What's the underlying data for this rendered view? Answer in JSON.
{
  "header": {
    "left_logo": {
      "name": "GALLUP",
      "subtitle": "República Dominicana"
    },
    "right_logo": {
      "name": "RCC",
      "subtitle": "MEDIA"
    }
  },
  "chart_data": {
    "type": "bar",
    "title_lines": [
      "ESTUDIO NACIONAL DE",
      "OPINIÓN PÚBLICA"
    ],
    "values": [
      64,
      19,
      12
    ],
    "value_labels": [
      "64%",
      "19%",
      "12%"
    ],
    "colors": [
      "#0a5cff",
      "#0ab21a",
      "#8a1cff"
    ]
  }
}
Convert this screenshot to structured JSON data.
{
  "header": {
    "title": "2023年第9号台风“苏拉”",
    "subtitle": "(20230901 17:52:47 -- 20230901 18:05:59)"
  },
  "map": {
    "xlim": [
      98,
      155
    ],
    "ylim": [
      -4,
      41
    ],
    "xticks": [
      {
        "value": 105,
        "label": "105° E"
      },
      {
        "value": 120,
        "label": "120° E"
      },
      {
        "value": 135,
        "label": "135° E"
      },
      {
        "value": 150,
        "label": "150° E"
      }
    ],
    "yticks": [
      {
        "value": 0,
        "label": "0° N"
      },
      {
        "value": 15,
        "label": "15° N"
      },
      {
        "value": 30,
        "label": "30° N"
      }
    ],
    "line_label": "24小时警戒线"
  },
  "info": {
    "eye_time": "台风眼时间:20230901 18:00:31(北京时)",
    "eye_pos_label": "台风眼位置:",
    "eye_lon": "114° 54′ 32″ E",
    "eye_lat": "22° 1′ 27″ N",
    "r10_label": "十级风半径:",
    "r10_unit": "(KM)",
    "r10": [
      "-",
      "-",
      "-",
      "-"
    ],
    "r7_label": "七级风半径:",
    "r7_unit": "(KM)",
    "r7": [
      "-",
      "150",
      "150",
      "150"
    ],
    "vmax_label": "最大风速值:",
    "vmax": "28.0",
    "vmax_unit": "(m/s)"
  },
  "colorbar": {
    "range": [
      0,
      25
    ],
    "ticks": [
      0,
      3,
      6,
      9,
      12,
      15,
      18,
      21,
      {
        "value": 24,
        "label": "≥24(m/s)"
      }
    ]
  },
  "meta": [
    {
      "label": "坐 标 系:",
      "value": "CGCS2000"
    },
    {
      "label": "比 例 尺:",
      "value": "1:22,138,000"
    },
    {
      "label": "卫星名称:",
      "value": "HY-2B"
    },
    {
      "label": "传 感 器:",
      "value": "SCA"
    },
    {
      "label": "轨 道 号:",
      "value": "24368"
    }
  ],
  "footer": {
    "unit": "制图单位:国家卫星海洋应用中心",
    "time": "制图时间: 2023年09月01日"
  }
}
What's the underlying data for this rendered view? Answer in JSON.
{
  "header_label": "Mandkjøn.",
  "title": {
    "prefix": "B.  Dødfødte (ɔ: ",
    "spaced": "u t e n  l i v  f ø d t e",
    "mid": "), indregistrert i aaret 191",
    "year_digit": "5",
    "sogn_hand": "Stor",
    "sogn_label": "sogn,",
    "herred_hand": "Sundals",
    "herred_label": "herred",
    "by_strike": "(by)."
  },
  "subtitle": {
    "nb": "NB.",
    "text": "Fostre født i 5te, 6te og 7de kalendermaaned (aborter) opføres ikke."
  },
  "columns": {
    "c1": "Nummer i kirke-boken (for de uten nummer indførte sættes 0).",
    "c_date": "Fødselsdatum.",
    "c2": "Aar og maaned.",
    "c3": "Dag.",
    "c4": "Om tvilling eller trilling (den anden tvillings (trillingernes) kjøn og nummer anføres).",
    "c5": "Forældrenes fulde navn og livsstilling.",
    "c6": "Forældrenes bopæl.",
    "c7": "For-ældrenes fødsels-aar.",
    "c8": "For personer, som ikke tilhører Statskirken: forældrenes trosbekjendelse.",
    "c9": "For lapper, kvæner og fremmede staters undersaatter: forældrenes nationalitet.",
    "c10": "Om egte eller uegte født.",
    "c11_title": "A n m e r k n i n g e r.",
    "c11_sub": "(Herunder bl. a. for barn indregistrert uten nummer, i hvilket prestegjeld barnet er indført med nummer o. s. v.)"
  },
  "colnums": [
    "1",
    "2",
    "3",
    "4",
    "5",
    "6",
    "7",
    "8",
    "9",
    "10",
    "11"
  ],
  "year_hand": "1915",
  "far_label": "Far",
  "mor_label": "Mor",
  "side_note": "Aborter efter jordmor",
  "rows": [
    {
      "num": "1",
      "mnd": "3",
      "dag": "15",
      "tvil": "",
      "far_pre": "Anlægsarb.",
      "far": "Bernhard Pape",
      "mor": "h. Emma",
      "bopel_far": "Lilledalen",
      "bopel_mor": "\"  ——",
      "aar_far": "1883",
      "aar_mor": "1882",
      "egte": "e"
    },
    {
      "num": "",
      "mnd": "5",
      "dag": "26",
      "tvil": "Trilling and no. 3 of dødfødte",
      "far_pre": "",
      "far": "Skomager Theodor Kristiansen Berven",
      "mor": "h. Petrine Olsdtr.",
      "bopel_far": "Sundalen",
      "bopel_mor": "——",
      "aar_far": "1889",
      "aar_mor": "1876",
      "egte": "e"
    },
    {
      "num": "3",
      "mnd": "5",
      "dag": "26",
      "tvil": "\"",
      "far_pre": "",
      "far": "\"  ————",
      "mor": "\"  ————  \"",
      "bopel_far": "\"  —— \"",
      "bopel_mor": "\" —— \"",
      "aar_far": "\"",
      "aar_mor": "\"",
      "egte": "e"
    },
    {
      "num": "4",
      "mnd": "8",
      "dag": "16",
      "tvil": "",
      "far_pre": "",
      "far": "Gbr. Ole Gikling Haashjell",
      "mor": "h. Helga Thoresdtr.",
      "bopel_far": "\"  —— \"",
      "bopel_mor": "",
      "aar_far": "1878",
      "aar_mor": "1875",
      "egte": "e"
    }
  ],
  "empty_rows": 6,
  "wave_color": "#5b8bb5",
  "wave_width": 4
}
━━━━━━━━━━━━━━━━
> TASK STATEMENT
Your task is to give the records above again, exactly.

> WORKED SOLUTION
What's the underlying data for this rendered view? Answer in JSON.
{
  "header": {
    "left_logo": {
      "name": "GALLUP",
      "subtitle": "República Dominicana"
    },
    "right_logo": {
      "name": "RCC",
      "subtitle": "MEDIA"
    }
  },
  "chart_data": {
    "type": "bar",
    "title_lines": [
      "ESTUDIO NACIONAL DE",
      "OPINIÓN PÚBLICA"
    ],
    "values": [
      64,
      19,
      12
    ],
    "value_labels": [
      "64%",
      "19%",
      "12%"
    ],
    "colors": [
      "#0a5cff",
      "#0ab21a",
      "#8a1cff"
    ]
  }
}
Convert this screenshot to structured JSON data.
{
  "header": {
    "title": "2023年第9号台风“苏拉”",
    "subtitle": "(20230901 17:52:47 -- 20230901 18:05:59)"
  },
  "map": {
    "xlim": [
      98,
      155
    ],
    "ylim": [
      -4,
      41
    ],
    "xticks": [
      {
        "value": 105,
        "label": "105° E"
      },
      {
        "value": 120,
        "label": "120° E"
      },
      {
        "value": 135,
        "label": "135° E"
      },
      {
        "value": 150,
        "label": "150° E"
      }
    ],
    "yticks": [
      {
        "value": 0,
        "label": "0° N"
      },
      {
        "value": 15,
        "label": "15° N"
      },
      {
        "value": 30,
        "label": "30° N"
      }
    ],
    "line_label": "24小时警戒线"
  },
  "info": {
    "eye_time": "台风眼时间:20230901 18:00:31(北京时)",
    "eye_pos_label": "台风眼位置:",
    "eye_lon": "114° 54′ 32″ E",
    "eye_lat": "22° 1′ 27″ N",
    "r10_label": "十级风半径:",
    "r10_unit": "(KM)",
    "r10": [
      "-",
      "-",
      "-",
      "-"
    ],
    "r7_label": "七级风半径:",
    "r7_unit": "(KM)",
    "r7": [
      "-",
      "150",
      "150",
      "150"
    ],
    "vmax_label": "最大风速值:",
    "vmax": "28.0",
    "vmax_unit": "(m/s)"
  },
  "colorbar": {
    "range": [
      0,
      25
    ],
    "ticks": [
      0,
      3,
      6,
      9,
      12,
      15,
      18,
      21,
      {
        "value": 24,
        "label": "≥24(m/s)"
      }
    ]
  },
  "meta": [
    {
      "label": "坐 标 系:",
      "value": "CGCS2000"
    },
    {
      "label": "比 例 尺:",
      "value": "1:22,138,000"
    },
    {
      "label": "卫星名称:",
      "value": "HY-2B"
    },
    {
      "label": "传 感 器:",
      "value": "SCA"
    },
    {
      "label": "轨 道 号:",
      "value": "24368"
    }
  ],
  "footer": {
    "unit": "制图单位:国家卫星海洋应用中心",
    "time": "制图时间: 2023年09月01日"
  }
}
What's the underlying data for this rendered view? Answer in JSON.
{
  "header_label": "Mandkjøn.",
  "title": {
    "prefix": "B.  Dødfødte (ɔ: ",
    "spaced": "u t e n  l i v  f ø d t e",
    "mid": "), indregistrert i aaret 191",
    "year_digit": "5",
    "sogn_hand": "Stor",
    "sogn_label": "sogn,",
    "herred_hand": "Sundals",
    "herred_label": "herred",
    "by_strike": "(by)."
  },
  "subtitle": {
    "nb": "NB.",
    "text": "Fostre født i 5te, 6te og 7de kalendermaaned (aborter) opføres ikke."
  },
  "columns": {
    "c1": "Nummer i kirke-boken (for de uten nummer indførte sættes 0).",
    "c_date": "Fødselsdatum.",
    "c2": "Aar og maaned.",
    "c3": "Dag.",
    "c4": "Om tvilling eller trilling (den anden tvillings (trillingernes) kjøn og nummer anføres).",
    "c5": "Forældrenes fulde navn og livsstilling.",
    "c6": "Forældrenes bopæl.",
    "c7": "For-ældrenes fødsels-aar.",
    "c8": "For personer, som ikke tilhører Statskirken: forældrenes trosbekjendelse.",
    "c9": "For lapper, kvæner og fremmede staters undersaatter: forældrenes nationalitet.",
    "c10": "Om egte eller uegte født.",
    "c11_title": "A n m e r k n i n g e r.",
    "c11_sub": "(Herunder bl. a. for barn indregistrert uten nummer, i hvilket prestegjeld barnet er indført med nummer o. s. v.)"
  },
  "colnums": [
    "1",
    "2",
    "3",
    "4",
    "5",
    "6",
    "7",
    "8",
    "9",
    "10",
    "11"
  ],
  "year_hand": "1915",
  "far_label": "Far",
  "mor_label": "Mor",
  "side_note": "Aborter efter jordmor",
  "rows": [
    {
      "num": "1",
      "mnd": "3",
      "dag": "15",
      "tvil": "",
      "far_pre": "Anlægsarb.",
      "far": "Bernhard Pape",
      "mor": "h. Emma",
      "bopel_far": "Lilledalen",
      "bopel_mor": "\"  ——",
      "aar_far": "1883",
      "aar_mor": "1882",
      "egte": "e"
    },
    {
      "num": "",
      "mnd": "5",
      "dag": "26",
      "tvil": "Trilling and no. 3 of dødfødte",
      "far_pre": "",
      "far": "Skomager Theodor Kristiansen Berven",
      "mor": "h. Petrine Olsdtr.",
      "bopel_far": "Sundalen",
      "bopel_mor": "——",
      "aar_far": "1889",
      "aar_mor": "1876",
      "egte": "e"
    },
    {
      "num": "3",
      "mnd": "5",
      "dag": "26",
      "tvil": "\"",
      "far_pre": "",
      "far": "\"  ————",
      "mor": "\"  ————  \"",
      "bopel_far": "\"  —— \"",
      "bopel_mor": "\" —— \"",
      "aar_far": "\"",
      "aar_mor": "\"",
      "egte": "e"
    },
    {
      "num": "4",
      "mnd": "8",
      "dag": "16",
      "tvil": "",
      "far_pre": "",
      "far": "Gbr. Ole Gikling Haashjell",
      "mor": "h. Helga Thoresdtr.",
      "bopel_far": "\"  —— \"",
      "bopel_mor": "",
      "aar_far": "1878",
      "aar_mor": "1875",
      "egte": "e"
    }
  ],
  "empty_rows": 6,
  "wave_color": "#5b8bb5",
  "wave_width": 4
}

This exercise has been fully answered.